▶ [ПОСТАНОВКА ЗАДАЧИ A]
Перепишите строки листинга от строки с «- col-assignee[interactable]: Assignee: [1322, 119, 1409, 137]» до строки с «- scroll-down-icon[interactable]: [1798, 687, 1810, 695]» включительно, заменив «step-comment» на «step-note». Всё остальное в этих строках оставьте прежним и выведите только их.

▶ [ФРАГМЕНТ ТЕКСТА]

Такое сходство объясняется общим для обеих стран государственным устройством – и в Германии, и в советской России восторжествовало тоталитарное государство, которое "не только является основой власти, но подчиняет себе все, также и культуру, и прежде всего ее, командует ею, знает, какой она должна быть, диктаторски беря себе исключительное право руководства, и, не допуская противоречий, сокращает ее до своих понятий...".  (49)  Прежде, напомню, речь шла о сходстве, подобии, родстве идейных источников антигуманизма в стране Гете и в стране Толстого. Теперь же Томас Манн приходит к выводу о тождественности политических форм его воплощения в обеих странах: тоталитарного типа государство в равной степени враждебно западной цивилизации, идее свободы, истины и права как в провозгласившей диктатуру, антикоммунизм и истребительный антисемитизм фашистской Германии, так и в декларировавшем демократию, интернационализм и антифашизм Советском Союзе.

Различия существовали таким образом в идеологическом оформлении тоталитарных режимов, в содержании и методах их пропаганды. Нацистская отличалась полной откровенностью, открыто провозглашала цели рейха – мировое господство арийской расы, тотальный антисемитизм, нацеленный на евреев как народ, полное подчинение "новому порядку" других народов, славянских - прежде всего.

▶ [ПОСТАНОВКА ЗАДАЧИ B]
Какие цели рейха, согласно фрагменту текста, открыто провозглашала нацистская пропаганда?

(Аннотации элементов страницы)

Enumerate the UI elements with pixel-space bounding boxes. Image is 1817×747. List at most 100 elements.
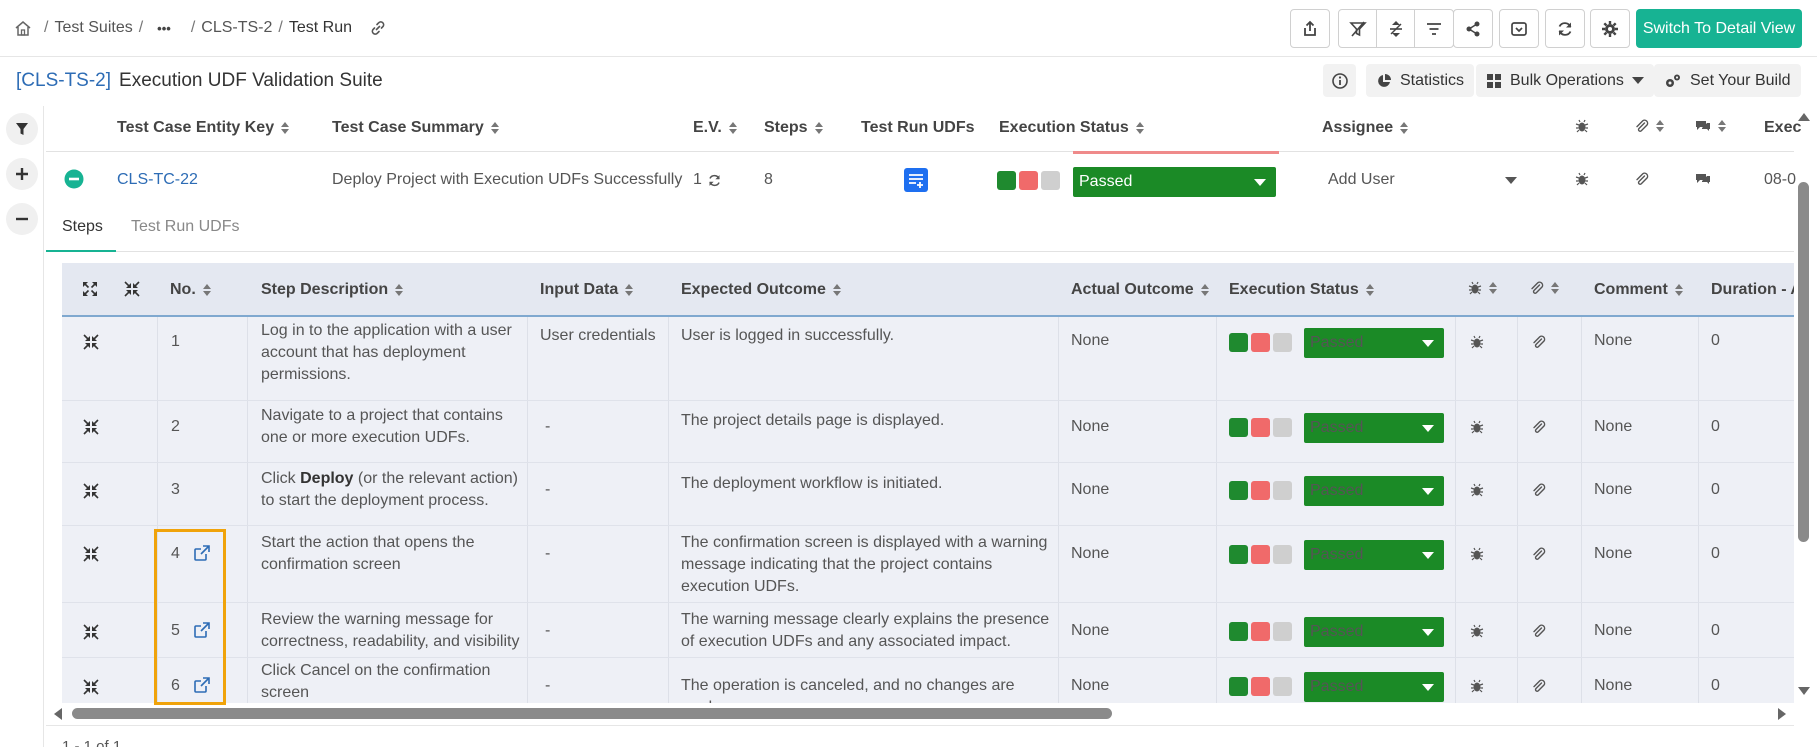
- col-assignee[interactable]: Assignee: [1322, 119, 1409, 137]
- bug-icon[interactable]: [1470, 483, 1484, 497]
- paperclip-icon[interactable]: [1532, 483, 1546, 497]
- filter-lines-button[interactable]: [1415, 10, 1453, 47]
- step-comment[interactable]: None: [1594, 479, 1632, 501]
- statistics-button[interactable]: Statistics: [1366, 64, 1475, 97]
- vertical-scroll-thumb[interactable]: [1798, 182, 1809, 542]
- step-actual-outcome[interactable]: None: [1071, 543, 1109, 565]
- step-comment[interactable]: None: [1594, 416, 1632, 438]
- step-actual-outcome[interactable]: None: [1071, 675, 1109, 697]
- quick-fail-button[interactable]: [1251, 545, 1270, 564]
- bug-icon[interactable]: [1470, 624, 1484, 638]
- link-icon[interactable]: [370, 20, 386, 36]
- tab-steps[interactable]: Steps: [62, 218, 103, 236]
- expand-all-button[interactable]: [6, 158, 38, 190]
- step-actual-outcome[interactable]: None: [1071, 330, 1109, 352]
- step-status-dropdown[interactable]: Passed: [1304, 328, 1444, 358]
- tab-test-run-udfs[interactable]: Test Run UDFs: [131, 218, 239, 236]
- col-step-no[interactable]: No.: [170, 281, 211, 299]
- suite-key[interactable]: [CLS-TS-2]: [16, 70, 111, 91]
- vertical-scrollbar[interactable]: [1794, 107, 1817, 707]
- filter-button[interactable]: [6, 113, 38, 145]
- paperclip-icon[interactable]: [1532, 335, 1546, 349]
- settings-button[interactable]: [1590, 9, 1630, 48]
- scroll-down-icon[interactable]: [1798, 687, 1810, 695]
- step-row[interactable]: 5 Review the warning message for correctn…: [62, 603, 1794, 658]
- compress-arrows-icon[interactable]: [83, 679, 99, 695]
- quick-fail-button[interactable]: [1251, 418, 1270, 437]
- col-step-defects[interactable]: [1468, 281, 1497, 295]
- step-row[interactable]: 1 Log in to the application with a user a…: [62, 317, 1794, 401]
- col-entity-key[interactable]: Test Case Entity Key: [117, 119, 290, 137]
- quick-pass-button[interactable]: [1229, 677, 1248, 696]
- export-button[interactable]: [1290, 9, 1330, 48]
- quick-not-run-button[interactable]: [1273, 545, 1292, 564]
- test-case-row[interactable]: CLS-TC-22 Deploy Project with Execution …: [46, 156, 1796, 204]
- quick-pass-button[interactable]: [997, 171, 1016, 190]
- quick-not-run-button[interactable]: [1273, 418, 1292, 437]
- col-input-data[interactable]: Input Data: [540, 281, 634, 299]
- scroll-left-icon[interactable]: [54, 708, 62, 720]
- archive-button[interactable]: [1499, 9, 1539, 48]
- step-comment[interactable]: None: [1594, 620, 1632, 642]
- bug-icon[interactable]: [1470, 679, 1484, 693]
- quick-not-run-button[interactable]: [1273, 333, 1292, 352]
- step-row[interactable]: 4 Start the action that opens the confirm…: [62, 526, 1794, 603]
- horizontal-scrollbar[interactable]: [46, 703, 1794, 723]
- col-comment[interactable]: Comment: [1594, 281, 1683, 299]
- bug-icon[interactable]: [1470, 420, 1484, 434]
- clear-filter-button[interactable]: [1339, 10, 1377, 47]
- collapse-row-button[interactable]: [64, 169, 84, 189]
- step-status-dropdown[interactable]: Passed: [1304, 413, 1444, 443]
- col-steps[interactable]: Steps: [764, 119, 823, 137]
- quick-fail-button[interactable]: [1251, 677, 1270, 696]
- compress-arrows-icon[interactable]: [83, 624, 99, 640]
- step-row[interactable]: 2 Navigate to a project that contains one…: [62, 401, 1794, 463]
- col-step-description[interactable]: Step Description: [261, 281, 404, 299]
- quick-not-run-button[interactable]: [1273, 622, 1292, 641]
- switch-to-detail-view-button[interactable]: Switch To Detail View: [1636, 9, 1802, 48]
- step-comment[interactable]: None: [1594, 330, 1632, 352]
- step-comment[interactable]: None: [1594, 675, 1632, 697]
- breadcrumb-ellipsis[interactable]: •••: [157, 21, 171, 36]
- col-comments[interactable]: [1695, 119, 1726, 133]
- bug-icon[interactable]: [1470, 547, 1484, 561]
- horizontal-scroll-thumb[interactable]: [72, 708, 1112, 719]
- attachments-button[interactable]: [1635, 172, 1649, 186]
- quick-not-run-button[interactable]: [1273, 677, 1292, 696]
- paperclip-icon[interactable]: [1532, 679, 1546, 693]
- collapse-all-button[interactable]: [6, 203, 38, 235]
- quick-fail-button[interactable]: [1251, 622, 1270, 641]
- info-button[interactable]: [1323, 64, 1356, 97]
- paperclip-icon[interactable]: [1532, 420, 1546, 434]
- paperclip-icon[interactable]: [1532, 624, 1546, 638]
- col-ev[interactable]: E.V.: [693, 119, 737, 137]
- quick-pass-button[interactable]: [1229, 622, 1248, 641]
- quick-pass-button[interactable]: [1229, 481, 1248, 500]
- step-row[interactable]: 6 Click Cancel on the confirmation screen…: [62, 658, 1794, 703]
- compress-arrows-icon[interactable]: [83, 334, 99, 350]
- col-step-attachments[interactable]: [1530, 281, 1559, 295]
- bulk-operations-button[interactable]: Bulk Operations: [1476, 64, 1654, 97]
- step-no-link[interactable]: 6: [171, 675, 180, 697]
- step-status-dropdown[interactable]: Passed: [1304, 540, 1444, 570]
- scroll-up-icon[interactable]: [1798, 113, 1810, 121]
- col-duration[interactable]: Duration - A: [1711, 281, 1794, 299]
- external-link-icon[interactable]: [193, 676, 211, 694]
- refresh-button[interactable]: [1545, 9, 1585, 48]
- step-status-dropdown[interactable]: Passed: [1304, 476, 1444, 506]
- home-icon[interactable]: [14, 20, 32, 36]
- step-actual-outcome[interactable]: None: [1071, 416, 1109, 438]
- quick-not-run-button[interactable]: [1041, 171, 1060, 190]
- execution-status-dropdown[interactable]: Passed: [1073, 167, 1276, 197]
- share-button[interactable]: [1453, 9, 1493, 48]
- expand-all-steps-button[interactable]: [82, 281, 98, 297]
- col-summary[interactable]: Test Case Summary: [332, 119, 499, 137]
- udf-editor-button[interactable]: [904, 168, 928, 192]
- quick-not-run-button[interactable]: [1273, 481, 1292, 500]
- quick-pass-button[interactable]: [1229, 545, 1248, 564]
- step-comment[interactable]: None: [1594, 543, 1632, 565]
- step-status-dropdown[interactable]: Passed: [1304, 672, 1444, 702]
- sync-icon[interactable]: [707, 173, 722, 188]
- quick-fail-button[interactable]: [1251, 333, 1270, 352]
- external-link-icon[interactable]: [193, 544, 211, 562]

▶ [ОТВЕТ НА ЗАДАНИЕ A]
- col-assignee[interactable]: Assignee: [1322, 119, 1409, 137]
- bug-icon[interactable]: [1470, 483, 1484, 497]
- paperclip-icon[interactable]: [1532, 483, 1546, 497]
- filter-lines-button[interactable]: [1415, 10, 1453, 47]
- step-note[interactable]: None: [1594, 479, 1632, 501]
- statistics-button[interactable]: Statistics: [1366, 64, 1475, 97]
- vertical-scroll-thumb[interactable]: [1798, 182, 1809, 542]
- step-actual-outcome[interactable]: None: [1071, 543, 1109, 565]
- step-note[interactable]: None: [1594, 416, 1632, 438]
- step-actual-outcome[interactable]: None: [1071, 675, 1109, 697]
- quick-fail-button[interactable]: [1251, 545, 1270, 564]
- bug-icon[interactable]: [1470, 624, 1484, 638]
- link-icon[interactable]: [370, 20, 386, 36]
- tab-steps[interactable]: Steps: [62, 218, 103, 236]
- expand-all-button[interactable]: [6, 158, 38, 190]
- step-actual-outcome[interactable]: None: [1071, 330, 1109, 352]
- step-status-dropdown[interactable]: Passed: [1304, 328, 1444, 358]
- tab-test-run-udfs[interactable]: Test Run UDFs: [131, 218, 239, 236]
- col-step-no[interactable]: No.: [170, 281, 211, 299]
- suite-key[interactable]: [CLS-TS-2]: [16, 70, 111, 91]
- vertical-scrollbar[interactable]: [1794, 107, 1817, 707]
- filter-button[interactable]: [6, 113, 38, 145]
- paperclip-icon[interactable]: [1532, 335, 1546, 349]
- settings-button[interactable]: [1590, 9, 1630, 48]
- scroll-down-icon[interactable]: [1798, 687, 1810, 695]

▶ [ОТВЕТ НА ЗАДАНИЕ B]
Мировое господство арийской расы, тотальный антисемитизм, нацеленный на евреев как народ, и полное подчинение «новому порядку» других народов, прежде всего славянских.